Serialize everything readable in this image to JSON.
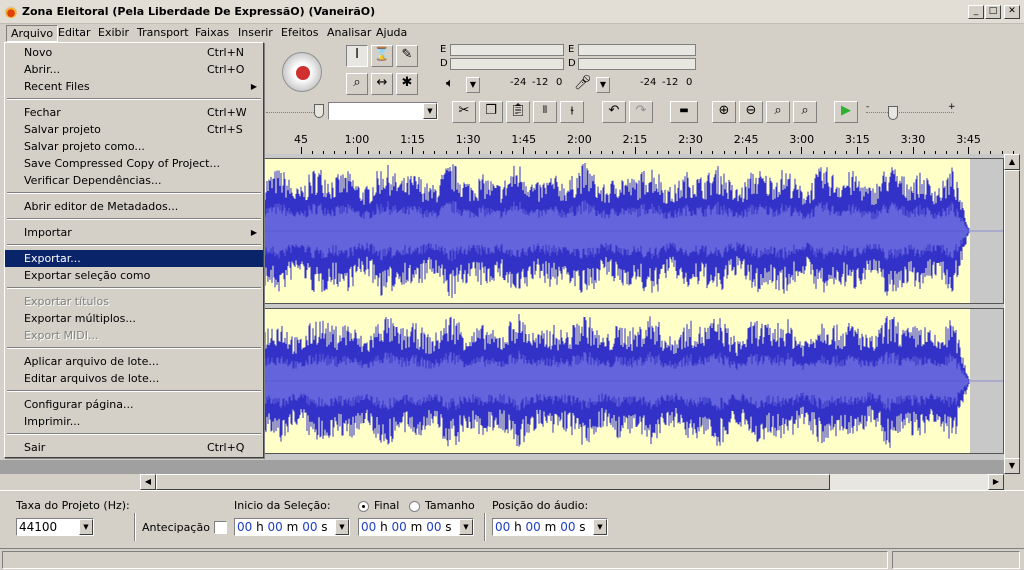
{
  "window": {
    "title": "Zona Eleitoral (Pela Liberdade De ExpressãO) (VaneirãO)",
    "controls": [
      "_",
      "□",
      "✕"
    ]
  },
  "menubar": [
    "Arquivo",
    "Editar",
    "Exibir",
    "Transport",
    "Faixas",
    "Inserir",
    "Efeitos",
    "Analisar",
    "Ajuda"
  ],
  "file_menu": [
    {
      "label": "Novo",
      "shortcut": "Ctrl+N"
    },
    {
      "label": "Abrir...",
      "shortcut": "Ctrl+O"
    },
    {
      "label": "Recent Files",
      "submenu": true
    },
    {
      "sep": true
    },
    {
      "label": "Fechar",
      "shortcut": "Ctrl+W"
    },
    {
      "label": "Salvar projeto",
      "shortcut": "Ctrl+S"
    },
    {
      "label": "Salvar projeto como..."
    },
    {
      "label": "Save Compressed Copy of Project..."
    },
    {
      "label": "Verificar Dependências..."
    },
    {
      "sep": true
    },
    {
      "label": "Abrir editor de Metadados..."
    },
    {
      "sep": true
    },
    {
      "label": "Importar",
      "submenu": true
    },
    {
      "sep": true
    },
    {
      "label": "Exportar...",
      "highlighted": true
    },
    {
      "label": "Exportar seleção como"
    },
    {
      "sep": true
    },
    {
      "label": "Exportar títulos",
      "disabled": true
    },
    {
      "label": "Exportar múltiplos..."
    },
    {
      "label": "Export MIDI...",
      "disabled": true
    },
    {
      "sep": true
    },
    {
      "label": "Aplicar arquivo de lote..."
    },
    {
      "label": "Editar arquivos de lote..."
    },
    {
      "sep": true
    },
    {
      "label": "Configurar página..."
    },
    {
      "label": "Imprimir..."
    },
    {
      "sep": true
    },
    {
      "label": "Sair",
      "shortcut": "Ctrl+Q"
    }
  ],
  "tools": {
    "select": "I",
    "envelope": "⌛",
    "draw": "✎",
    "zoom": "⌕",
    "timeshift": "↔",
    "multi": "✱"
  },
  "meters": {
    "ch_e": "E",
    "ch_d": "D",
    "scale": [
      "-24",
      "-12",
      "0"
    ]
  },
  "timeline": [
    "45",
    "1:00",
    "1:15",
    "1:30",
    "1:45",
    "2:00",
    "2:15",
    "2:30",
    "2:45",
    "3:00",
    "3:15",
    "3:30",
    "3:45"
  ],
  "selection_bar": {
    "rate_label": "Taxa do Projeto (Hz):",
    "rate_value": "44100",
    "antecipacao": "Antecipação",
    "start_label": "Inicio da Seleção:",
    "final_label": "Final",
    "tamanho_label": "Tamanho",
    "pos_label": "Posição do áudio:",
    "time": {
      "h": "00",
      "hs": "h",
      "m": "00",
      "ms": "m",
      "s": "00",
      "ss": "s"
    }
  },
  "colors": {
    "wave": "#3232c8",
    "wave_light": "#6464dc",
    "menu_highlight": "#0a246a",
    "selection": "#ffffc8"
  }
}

━━━━━━━━

Exercise aim: Strip out the pictures and quote the remaining data word for word.

Full response:
Serialize everything readable in this image to JSON.
{
  "window": {
    "title": "Zona Eleitoral (Pela Liberdade De ExpressãO) (VaneirãO)",
    "controls": [
      "_",
      "□",
      "✕"
    ]
  },
  "menubar": [
    "Arquivo",
    "Editar",
    "Exibir",
    "Transport",
    "Faixas",
    "Inserir",
    "Efeitos",
    "Analisar",
    "Ajuda"
  ],
  "file_menu": [
    {
      "label": "Novo",
      "shortcut": "Ctrl+N"
    },
    {
      "label": "Abrir...",
      "shortcut": "Ctrl+O"
    },
    {
      "label": "Recent Files",
      "submenu": true
    },
    {
      "sep": true
    },
    {
      "label": "Fechar",
      "shortcut": "Ctrl+W"
    },
    {
      "label": "Salvar projeto",
      "shortcut": "Ctrl+S"
    },
    {
      "label": "Salvar projeto como..."
    },
    {
      "label": "Save Compressed Copy of Project..."
    },
    {
      "label": "Verificar Dependências..."
    },
    {
      "sep": true
    },
    {
      "label": "Abrir editor de Metadados..."
    },
    {
      "sep": true
    },
    {
      "label": "Importar",
      "submenu": true
    },
    {
      "sep": true
    },
    {
      "label": "Exportar...",
      "highlighted": true
    },
    {
      "label": "Exportar seleção como"
    },
    {
      "sep": true
    },
    {
      "label": "Exportar títulos",
      "disabled": true
    },
    {
      "label": "Exportar múltiplos..."
    },
    {
      "label": "Export MIDI...",
      "disabled": true
    },
    {
      "sep": true
    },
    {
      "label": "Aplicar arquivo de lote..."
    },
    {
      "label": "Editar arquivos de lote..."
    },
    {
      "sep": true
    },
    {
      "label": "Configurar página..."
    },
    {
      "label": "Imprimir..."
    },
    {
      "sep": true
    },
    {
      "label": "Sair",
      "shortcut": "Ctrl+Q"
    }
  ],
  "tools": {
    "select": "I",
    "envelope": "⌛",
    "draw": "✎",
    "zoom": "⌕",
    "timeshift": "↔",
    "multi": "✱"
  },
  "meters": {
    "ch_e": "E",
    "ch_d": "D",
    "scale": [
      "-24",
      "-12",
      "0"
    ]
  },
  "timeline": [
    "45",
    "1:00",
    "1:15",
    "1:30",
    "1:45",
    "2:00",
    "2:15",
    "2:30",
    "2:45",
    "3:00",
    "3:15",
    "3:30",
    "3:45"
  ],
  "selection_bar": {
    "rate_label": "Taxa do Projeto (Hz):",
    "rate_value": "44100",
    "antecipacao": "Antecipação",
    "start_label": "Inicio da Seleção:",
    "final_label": "Final",
    "tamanho_label": "Tamanho",
    "pos_label": "Posição do áudio:",
    "time": {
      "h": "00",
      "hs": "h",
      "m": "00",
      "ms": "m",
      "s": "00",
      "ss": "s"
    }
  },
  "colors": {
    "wave": "#3232c8",
    "wave_light": "#6464dc",
    "menu_highlight": "#0a246a",
    "selection": "#ffffc8"
  }
}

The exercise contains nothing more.